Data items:
↓

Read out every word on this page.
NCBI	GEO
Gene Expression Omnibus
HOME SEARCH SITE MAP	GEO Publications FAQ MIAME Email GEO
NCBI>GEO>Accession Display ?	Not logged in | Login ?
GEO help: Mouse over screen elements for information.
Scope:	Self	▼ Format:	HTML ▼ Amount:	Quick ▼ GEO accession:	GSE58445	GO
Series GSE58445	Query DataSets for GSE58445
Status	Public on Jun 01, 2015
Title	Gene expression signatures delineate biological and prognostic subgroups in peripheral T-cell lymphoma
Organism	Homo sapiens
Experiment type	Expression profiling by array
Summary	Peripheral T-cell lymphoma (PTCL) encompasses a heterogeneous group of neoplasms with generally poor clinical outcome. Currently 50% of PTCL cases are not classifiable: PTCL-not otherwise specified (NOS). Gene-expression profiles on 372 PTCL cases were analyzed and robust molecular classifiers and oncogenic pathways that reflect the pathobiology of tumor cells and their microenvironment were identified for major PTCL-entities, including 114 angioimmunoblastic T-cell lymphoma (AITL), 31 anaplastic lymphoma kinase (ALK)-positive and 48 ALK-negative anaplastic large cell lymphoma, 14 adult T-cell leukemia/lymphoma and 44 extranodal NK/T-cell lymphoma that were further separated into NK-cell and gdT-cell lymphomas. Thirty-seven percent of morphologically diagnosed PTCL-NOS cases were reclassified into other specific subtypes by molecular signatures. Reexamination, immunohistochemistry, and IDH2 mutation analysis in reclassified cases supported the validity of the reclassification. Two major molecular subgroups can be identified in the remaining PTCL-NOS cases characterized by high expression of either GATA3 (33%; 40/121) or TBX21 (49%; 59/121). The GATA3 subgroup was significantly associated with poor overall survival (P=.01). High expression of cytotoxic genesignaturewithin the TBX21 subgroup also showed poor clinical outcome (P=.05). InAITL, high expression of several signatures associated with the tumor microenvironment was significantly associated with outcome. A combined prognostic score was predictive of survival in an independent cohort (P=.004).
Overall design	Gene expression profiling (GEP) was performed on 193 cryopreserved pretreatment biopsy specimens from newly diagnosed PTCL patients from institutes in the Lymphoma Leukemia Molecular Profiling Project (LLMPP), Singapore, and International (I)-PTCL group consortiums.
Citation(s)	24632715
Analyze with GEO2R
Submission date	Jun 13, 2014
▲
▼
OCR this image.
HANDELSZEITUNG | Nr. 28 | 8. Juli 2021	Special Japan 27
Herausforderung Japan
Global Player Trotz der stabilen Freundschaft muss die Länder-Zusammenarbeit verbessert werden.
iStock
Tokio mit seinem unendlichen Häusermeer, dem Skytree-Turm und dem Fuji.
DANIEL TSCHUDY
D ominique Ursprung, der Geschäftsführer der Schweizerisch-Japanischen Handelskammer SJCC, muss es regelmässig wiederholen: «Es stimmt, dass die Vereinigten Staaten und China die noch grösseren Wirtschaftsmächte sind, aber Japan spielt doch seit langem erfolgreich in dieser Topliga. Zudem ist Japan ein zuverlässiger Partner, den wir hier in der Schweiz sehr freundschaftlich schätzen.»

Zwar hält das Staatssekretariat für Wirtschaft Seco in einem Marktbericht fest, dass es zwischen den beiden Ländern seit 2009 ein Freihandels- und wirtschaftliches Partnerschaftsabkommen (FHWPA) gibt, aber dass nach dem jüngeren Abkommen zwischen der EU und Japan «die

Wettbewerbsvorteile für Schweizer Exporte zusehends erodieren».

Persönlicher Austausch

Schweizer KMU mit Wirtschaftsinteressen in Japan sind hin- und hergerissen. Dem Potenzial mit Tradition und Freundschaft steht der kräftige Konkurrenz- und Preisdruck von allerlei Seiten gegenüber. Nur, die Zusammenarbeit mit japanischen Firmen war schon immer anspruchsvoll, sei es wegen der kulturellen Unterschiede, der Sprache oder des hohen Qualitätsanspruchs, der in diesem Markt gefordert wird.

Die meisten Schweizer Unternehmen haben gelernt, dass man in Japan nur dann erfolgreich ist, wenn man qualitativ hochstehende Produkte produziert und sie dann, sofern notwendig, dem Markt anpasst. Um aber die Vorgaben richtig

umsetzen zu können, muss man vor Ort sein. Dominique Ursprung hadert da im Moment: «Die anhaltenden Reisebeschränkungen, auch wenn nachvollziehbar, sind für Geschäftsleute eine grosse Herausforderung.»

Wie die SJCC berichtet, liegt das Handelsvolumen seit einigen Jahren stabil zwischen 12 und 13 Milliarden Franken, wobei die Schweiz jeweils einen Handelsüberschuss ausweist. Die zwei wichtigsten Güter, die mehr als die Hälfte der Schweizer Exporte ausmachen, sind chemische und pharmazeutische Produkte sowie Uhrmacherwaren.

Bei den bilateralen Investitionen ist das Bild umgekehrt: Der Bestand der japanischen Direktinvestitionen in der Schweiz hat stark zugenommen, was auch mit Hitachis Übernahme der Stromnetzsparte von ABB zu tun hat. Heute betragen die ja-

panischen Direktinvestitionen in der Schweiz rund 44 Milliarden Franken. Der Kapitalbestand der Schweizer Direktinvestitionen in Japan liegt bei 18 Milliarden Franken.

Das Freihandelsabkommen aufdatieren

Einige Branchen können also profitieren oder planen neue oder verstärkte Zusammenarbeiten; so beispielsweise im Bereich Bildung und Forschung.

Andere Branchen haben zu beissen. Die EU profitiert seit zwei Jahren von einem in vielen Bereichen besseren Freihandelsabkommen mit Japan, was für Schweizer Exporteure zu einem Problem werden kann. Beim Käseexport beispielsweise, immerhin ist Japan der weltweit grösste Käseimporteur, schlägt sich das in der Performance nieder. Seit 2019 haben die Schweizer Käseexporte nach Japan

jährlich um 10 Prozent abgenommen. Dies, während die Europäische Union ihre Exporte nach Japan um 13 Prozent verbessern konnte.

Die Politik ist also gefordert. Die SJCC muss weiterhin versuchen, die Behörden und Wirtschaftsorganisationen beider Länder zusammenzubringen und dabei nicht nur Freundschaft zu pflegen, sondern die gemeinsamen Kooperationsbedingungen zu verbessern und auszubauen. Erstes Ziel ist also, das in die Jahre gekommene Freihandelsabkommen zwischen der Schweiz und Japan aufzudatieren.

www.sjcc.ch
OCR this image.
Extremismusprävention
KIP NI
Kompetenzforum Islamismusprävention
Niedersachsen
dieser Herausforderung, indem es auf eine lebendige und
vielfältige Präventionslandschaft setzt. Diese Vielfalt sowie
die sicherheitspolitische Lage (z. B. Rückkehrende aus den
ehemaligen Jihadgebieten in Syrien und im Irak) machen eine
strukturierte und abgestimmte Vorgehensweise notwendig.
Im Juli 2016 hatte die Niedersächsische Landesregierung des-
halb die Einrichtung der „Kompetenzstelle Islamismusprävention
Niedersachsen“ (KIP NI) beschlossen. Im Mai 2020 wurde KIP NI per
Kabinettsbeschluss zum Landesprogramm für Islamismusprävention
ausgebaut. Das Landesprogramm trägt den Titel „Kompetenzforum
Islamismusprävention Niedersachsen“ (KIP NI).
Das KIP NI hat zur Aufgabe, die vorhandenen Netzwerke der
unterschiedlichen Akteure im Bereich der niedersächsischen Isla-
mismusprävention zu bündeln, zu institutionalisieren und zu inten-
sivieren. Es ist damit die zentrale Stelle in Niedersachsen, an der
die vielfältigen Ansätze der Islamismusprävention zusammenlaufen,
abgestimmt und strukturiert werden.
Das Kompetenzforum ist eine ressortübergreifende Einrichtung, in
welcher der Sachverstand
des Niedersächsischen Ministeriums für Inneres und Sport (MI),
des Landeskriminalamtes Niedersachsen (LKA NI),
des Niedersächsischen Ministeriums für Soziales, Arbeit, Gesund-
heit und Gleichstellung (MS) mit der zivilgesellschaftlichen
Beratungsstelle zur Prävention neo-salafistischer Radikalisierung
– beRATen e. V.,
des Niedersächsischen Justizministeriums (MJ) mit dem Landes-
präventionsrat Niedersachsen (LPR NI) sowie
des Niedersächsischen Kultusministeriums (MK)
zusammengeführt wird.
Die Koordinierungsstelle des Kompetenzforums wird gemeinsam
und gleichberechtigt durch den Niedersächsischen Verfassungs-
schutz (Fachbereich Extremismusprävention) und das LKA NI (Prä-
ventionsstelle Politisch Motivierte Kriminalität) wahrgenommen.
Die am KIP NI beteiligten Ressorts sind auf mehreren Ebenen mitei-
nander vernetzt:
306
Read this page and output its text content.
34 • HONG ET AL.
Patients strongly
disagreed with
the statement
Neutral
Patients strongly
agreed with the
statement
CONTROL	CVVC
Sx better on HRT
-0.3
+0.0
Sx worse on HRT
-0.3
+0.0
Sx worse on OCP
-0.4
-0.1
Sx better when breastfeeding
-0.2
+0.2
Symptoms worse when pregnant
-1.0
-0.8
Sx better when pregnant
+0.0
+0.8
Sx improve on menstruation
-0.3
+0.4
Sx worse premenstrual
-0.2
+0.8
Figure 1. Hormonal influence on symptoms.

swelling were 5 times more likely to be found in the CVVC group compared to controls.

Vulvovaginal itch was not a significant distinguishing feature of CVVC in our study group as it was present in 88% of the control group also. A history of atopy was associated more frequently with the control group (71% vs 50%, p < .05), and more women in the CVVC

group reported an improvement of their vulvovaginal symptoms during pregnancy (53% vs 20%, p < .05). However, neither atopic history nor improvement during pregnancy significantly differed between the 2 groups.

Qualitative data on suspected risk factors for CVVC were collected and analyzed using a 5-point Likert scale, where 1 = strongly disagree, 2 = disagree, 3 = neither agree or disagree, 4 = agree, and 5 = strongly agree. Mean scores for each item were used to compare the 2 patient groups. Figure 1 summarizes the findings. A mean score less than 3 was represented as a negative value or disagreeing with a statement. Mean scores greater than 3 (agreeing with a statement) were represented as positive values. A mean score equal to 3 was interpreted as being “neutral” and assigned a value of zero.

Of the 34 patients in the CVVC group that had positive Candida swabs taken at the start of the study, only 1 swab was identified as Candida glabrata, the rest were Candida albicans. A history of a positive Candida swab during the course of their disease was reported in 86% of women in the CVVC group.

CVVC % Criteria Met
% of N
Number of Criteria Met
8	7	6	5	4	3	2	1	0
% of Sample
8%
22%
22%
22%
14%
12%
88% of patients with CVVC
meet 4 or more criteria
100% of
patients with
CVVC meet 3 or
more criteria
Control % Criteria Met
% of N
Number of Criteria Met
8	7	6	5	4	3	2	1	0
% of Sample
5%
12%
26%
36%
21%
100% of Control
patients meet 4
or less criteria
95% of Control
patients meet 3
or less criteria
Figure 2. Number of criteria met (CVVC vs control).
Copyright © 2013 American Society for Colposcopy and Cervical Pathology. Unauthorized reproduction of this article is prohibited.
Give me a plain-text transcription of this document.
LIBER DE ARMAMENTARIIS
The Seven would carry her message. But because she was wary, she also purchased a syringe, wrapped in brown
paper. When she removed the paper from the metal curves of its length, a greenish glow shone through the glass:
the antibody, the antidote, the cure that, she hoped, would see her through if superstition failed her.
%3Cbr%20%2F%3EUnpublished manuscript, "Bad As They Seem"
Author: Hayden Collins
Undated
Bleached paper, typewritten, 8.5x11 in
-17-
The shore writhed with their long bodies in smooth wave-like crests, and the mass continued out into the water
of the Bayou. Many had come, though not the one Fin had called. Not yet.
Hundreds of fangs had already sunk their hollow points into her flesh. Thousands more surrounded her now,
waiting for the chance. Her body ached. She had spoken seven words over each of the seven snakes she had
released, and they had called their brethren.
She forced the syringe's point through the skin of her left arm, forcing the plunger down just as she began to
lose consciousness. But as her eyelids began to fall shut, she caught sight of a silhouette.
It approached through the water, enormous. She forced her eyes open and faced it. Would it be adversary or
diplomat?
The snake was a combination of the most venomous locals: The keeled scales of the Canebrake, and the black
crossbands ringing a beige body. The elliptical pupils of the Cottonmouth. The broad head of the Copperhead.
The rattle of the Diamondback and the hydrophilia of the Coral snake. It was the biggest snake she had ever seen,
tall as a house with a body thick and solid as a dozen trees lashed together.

↑

> **TASK PROMPT**:
Copy every line of the data that carries the word "Islamismusprävention".

> **TASK RESULT**:
Kompetenzforum Islamismusprävention
halb die Einrichtung der „Kompetenzstelle Islamismusprävention
Kabinettsbeschluss zum Landesprogramm für Islamismusprävention
Islamismusprävention Niedersachsen“ (KIP NI).
die vielfältigen Ansätze der Islamismusprävention zusammenlaufen,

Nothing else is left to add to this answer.